* BEGIN Dataset entries *

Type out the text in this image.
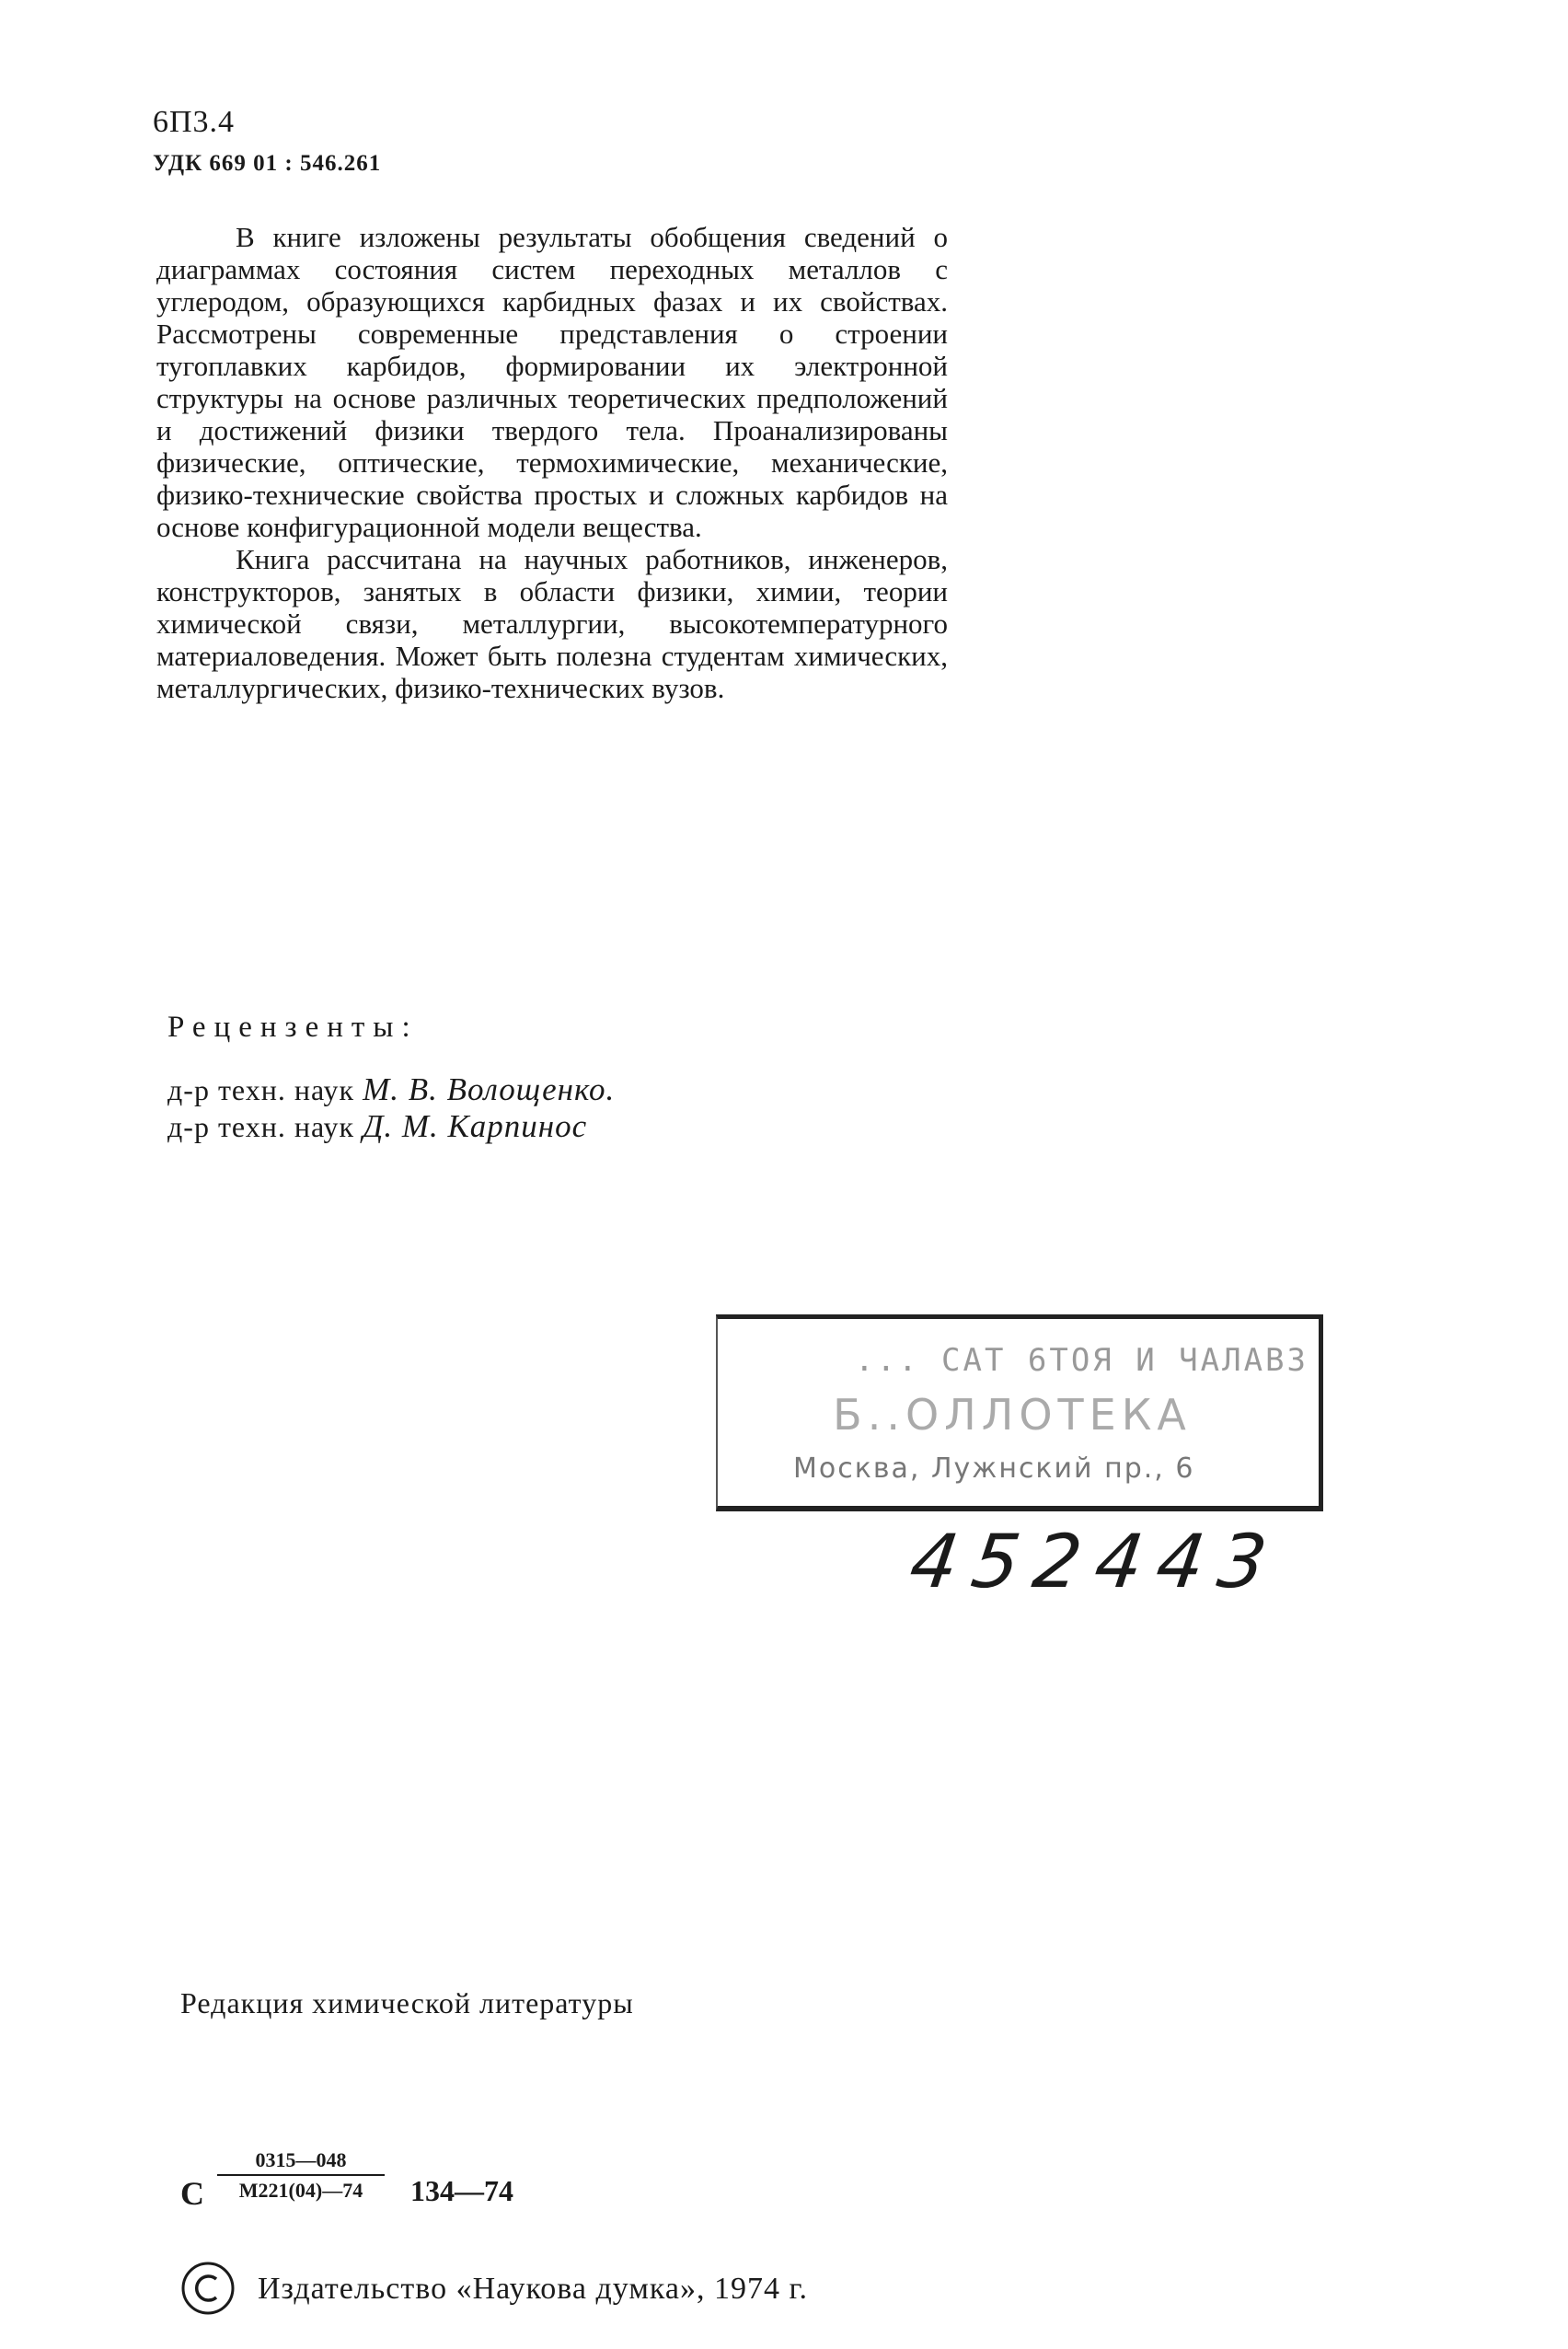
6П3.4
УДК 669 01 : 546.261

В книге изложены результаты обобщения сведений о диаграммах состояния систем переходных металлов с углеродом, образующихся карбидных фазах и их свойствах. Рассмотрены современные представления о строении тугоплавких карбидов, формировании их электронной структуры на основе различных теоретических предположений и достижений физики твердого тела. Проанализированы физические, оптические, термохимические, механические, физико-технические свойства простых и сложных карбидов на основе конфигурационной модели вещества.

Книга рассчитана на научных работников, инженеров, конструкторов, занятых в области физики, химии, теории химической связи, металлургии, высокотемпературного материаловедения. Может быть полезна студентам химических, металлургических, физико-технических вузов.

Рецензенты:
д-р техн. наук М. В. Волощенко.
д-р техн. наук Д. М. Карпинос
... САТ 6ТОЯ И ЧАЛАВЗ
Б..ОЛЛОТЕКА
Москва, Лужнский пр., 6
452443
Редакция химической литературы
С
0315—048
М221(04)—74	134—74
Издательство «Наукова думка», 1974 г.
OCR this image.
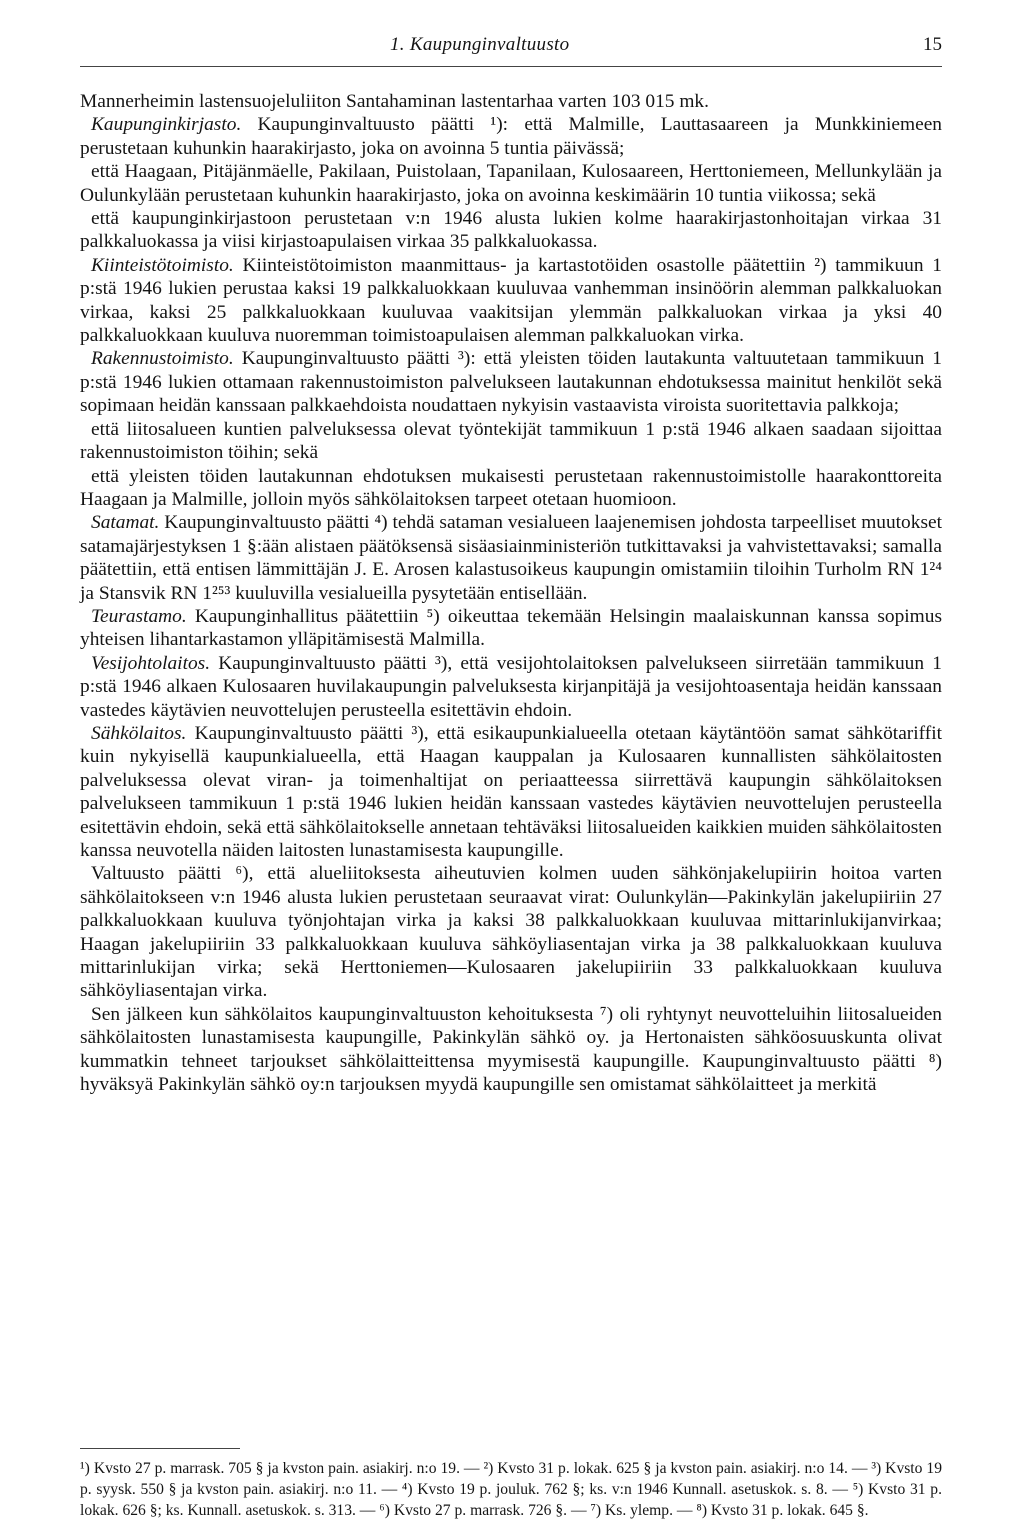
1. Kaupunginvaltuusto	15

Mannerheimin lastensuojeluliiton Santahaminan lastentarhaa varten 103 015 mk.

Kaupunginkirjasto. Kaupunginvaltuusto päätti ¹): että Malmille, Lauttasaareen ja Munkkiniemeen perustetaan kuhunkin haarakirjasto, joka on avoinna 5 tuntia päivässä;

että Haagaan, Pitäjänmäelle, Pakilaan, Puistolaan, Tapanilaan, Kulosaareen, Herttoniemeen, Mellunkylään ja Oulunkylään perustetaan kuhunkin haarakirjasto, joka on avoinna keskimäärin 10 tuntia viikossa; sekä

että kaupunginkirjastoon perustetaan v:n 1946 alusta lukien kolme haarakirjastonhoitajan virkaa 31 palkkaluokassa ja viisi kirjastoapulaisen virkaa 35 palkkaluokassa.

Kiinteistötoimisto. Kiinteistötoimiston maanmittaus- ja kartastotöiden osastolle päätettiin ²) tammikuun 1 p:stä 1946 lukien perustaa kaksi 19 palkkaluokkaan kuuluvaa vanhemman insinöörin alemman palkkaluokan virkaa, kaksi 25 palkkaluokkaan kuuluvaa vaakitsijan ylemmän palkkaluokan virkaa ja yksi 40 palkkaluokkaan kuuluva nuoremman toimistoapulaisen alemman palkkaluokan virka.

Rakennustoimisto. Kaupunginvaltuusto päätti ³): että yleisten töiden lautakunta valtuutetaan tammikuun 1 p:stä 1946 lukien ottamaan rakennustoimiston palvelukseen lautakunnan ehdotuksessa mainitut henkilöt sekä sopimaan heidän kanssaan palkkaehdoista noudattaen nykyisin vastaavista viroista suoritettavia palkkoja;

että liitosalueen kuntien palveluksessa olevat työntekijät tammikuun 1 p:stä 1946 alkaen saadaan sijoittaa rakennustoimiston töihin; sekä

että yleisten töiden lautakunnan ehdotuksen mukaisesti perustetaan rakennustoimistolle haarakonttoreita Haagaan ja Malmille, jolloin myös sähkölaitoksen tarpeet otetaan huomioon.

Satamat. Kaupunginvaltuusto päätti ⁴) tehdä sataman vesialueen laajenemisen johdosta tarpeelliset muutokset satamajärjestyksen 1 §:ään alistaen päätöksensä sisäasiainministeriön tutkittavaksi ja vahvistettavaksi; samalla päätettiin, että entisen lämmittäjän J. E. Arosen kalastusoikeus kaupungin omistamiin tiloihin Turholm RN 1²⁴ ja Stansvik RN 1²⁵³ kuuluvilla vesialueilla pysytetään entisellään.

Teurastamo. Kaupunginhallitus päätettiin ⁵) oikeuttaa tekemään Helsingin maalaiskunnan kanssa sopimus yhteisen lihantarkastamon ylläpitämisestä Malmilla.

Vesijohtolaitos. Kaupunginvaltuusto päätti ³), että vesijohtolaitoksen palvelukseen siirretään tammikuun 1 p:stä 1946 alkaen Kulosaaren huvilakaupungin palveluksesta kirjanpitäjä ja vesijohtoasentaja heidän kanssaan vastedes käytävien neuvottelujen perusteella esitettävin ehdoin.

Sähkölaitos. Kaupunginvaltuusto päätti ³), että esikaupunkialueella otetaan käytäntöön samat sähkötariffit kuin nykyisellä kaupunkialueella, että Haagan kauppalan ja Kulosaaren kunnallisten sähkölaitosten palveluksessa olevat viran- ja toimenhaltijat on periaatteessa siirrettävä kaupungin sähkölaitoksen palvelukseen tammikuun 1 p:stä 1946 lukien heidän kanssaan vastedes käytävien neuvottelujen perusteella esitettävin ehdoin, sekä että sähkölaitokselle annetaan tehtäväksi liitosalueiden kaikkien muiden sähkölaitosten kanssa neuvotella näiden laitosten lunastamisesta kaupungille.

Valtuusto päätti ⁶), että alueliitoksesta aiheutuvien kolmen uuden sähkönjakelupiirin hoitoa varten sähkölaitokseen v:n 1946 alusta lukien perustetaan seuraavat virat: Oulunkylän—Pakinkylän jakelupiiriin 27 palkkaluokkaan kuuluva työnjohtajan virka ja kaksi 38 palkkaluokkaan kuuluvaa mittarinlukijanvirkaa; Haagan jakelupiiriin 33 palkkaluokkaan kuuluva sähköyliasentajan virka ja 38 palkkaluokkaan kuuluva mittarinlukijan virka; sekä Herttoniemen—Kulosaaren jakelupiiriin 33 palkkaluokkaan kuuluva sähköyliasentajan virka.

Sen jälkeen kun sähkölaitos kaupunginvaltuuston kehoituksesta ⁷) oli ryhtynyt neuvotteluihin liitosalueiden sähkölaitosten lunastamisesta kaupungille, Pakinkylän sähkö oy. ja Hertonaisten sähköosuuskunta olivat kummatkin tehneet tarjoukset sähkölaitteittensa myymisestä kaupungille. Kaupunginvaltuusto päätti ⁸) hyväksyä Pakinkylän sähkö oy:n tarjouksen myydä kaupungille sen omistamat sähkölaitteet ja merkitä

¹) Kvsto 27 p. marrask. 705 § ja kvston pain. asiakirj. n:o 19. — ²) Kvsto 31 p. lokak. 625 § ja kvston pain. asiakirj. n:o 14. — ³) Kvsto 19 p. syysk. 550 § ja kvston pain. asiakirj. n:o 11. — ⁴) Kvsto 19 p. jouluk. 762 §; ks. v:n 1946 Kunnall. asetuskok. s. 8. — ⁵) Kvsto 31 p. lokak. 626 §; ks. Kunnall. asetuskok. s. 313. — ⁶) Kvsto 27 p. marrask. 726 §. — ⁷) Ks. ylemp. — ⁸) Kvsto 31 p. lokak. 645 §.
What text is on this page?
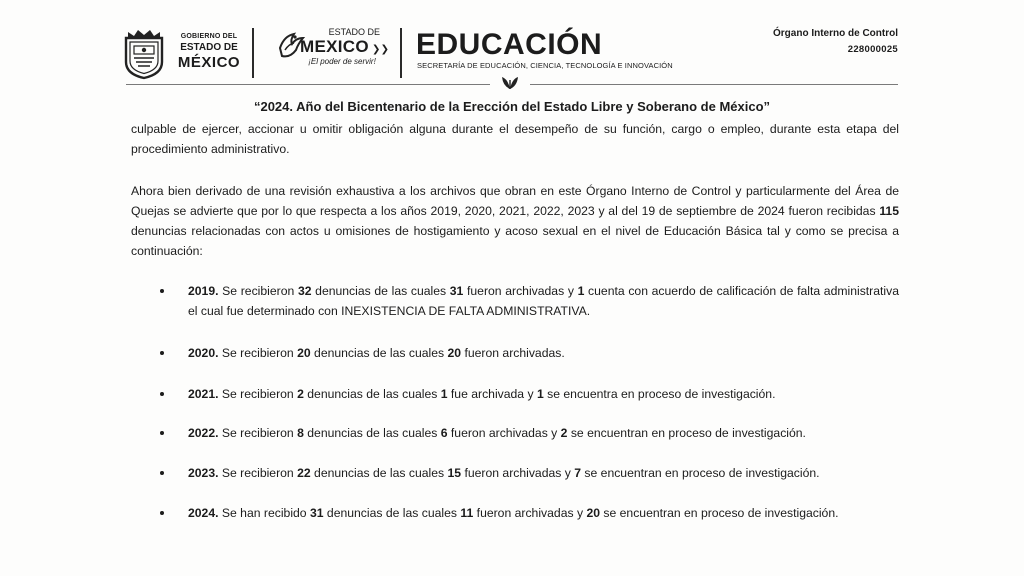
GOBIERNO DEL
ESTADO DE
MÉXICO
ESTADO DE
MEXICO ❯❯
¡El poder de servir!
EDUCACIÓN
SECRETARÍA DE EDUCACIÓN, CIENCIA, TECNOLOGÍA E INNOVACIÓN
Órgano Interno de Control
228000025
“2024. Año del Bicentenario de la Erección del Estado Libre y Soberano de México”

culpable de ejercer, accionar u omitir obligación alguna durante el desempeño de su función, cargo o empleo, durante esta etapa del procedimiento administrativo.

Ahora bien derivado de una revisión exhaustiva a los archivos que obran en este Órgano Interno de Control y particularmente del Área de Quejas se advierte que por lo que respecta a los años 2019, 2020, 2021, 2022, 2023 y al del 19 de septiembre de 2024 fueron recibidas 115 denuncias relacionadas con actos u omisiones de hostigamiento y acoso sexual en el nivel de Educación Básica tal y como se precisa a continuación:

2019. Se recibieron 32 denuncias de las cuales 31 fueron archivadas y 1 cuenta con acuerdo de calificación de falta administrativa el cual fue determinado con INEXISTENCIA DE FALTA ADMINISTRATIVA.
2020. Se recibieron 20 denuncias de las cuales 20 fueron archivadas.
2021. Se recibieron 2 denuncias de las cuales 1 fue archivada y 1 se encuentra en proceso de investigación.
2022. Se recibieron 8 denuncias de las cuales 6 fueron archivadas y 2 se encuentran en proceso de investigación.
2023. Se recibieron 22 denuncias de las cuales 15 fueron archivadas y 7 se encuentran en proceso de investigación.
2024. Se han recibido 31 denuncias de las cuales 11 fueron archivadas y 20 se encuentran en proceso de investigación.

* END Dataset entries *

Stated task: Reproduce every line of the listing above in which the string "Malmille" appears.

Solution to the problem:
Kaupunginkirjasto. Kaupunginvaltuusto päätti ¹): että Malmille, Lauttasaareen ja Munkkiniemeen perustetaan kuhunkin haarakirjasto, joka on avoinna 5 tuntia päivässä;
että yleisten töiden lautakunnan ehdotuksen mukaisesti perustetaan rakennustoimistolle haarakonttoreita Haagaan ja Malmille, jolloin myös sähkölaitoksen tarpeet otetaan huomioon.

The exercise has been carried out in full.